▶ **Dataset records**:
· · · · ·
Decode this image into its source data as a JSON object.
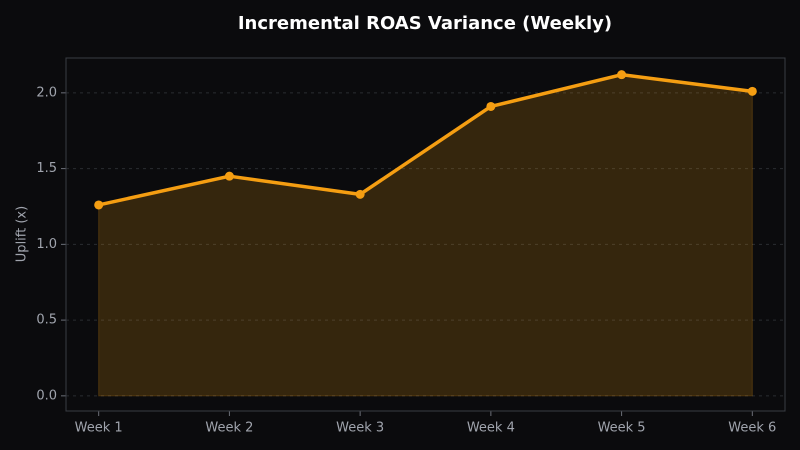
{
  "chart_data": {
    "type": "line",
    "title": "Incremental ROAS Variance (Weekly)",
    "y_label": "Uplift (x)",
    "categories": [
      "Week 1",
      "Week 2",
      "Week 3",
      "Week 4",
      "Week 5",
      "Week 6"
    ],
    "series": [
      {
        "name": "Uplift",
        "color": "#f59e12",
        "values": [
          1.26,
          1.45,
          1.33,
          1.91,
          2.12,
          2.01
        ]
      }
    ],
    "area": true,
    "ylim": [
      -0.1,
      2.23
    ],
    "yticks": [
      {
        "value": 0,
        "label": "0.0"
      },
      {
        "value": 0.5,
        "label": "0.5"
      },
      {
        "value": 1,
        "label": "1.0"
      },
      {
        "value": 1.5,
        "label": "1.5"
      },
      {
        "value": 2,
        "label": "2.0"
      }
    ],
    "grid": true
  }
}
· · · · ·
▶ **What the task requires**: Nothing in the entries above should change when they are printed again, except that the pictures are dropped.

▶ **The reply**:
Decode this image into its source data as a JSON object.
{
  "chart_data": {
    "type": "line",
    "title": "Incremental ROAS Variance (Weekly)",
    "y_label": "Uplift (x)",
    "categories": [
      "Week 1",
      "Week 2",
      "Week 3",
      "Week 4",
      "Week 5",
      "Week 6"
    ],
    "series": [
      {
        "name": "Uplift",
        "color": "#f59e12",
        "values": [
          1.26,
          1.45,
          1.33,
          1.91,
          2.12,
          2.01
        ]
      }
    ],
    "area": true,
    "ylim": [
      -0.1,
      2.23
    ],
    "yticks": [
      {
        "value": 0,
        "label": "0.0"
      },
      {
        "value": 0.5,
        "label": "0.5"
      },
      {
        "value": 1,
        "label": "1.0"
      },
      {
        "value": 1.5,
        "label": "1.5"
      },
      {
        "value": 2,
        "label": "2.0"
      }
    ],
    "grid": true
  }
}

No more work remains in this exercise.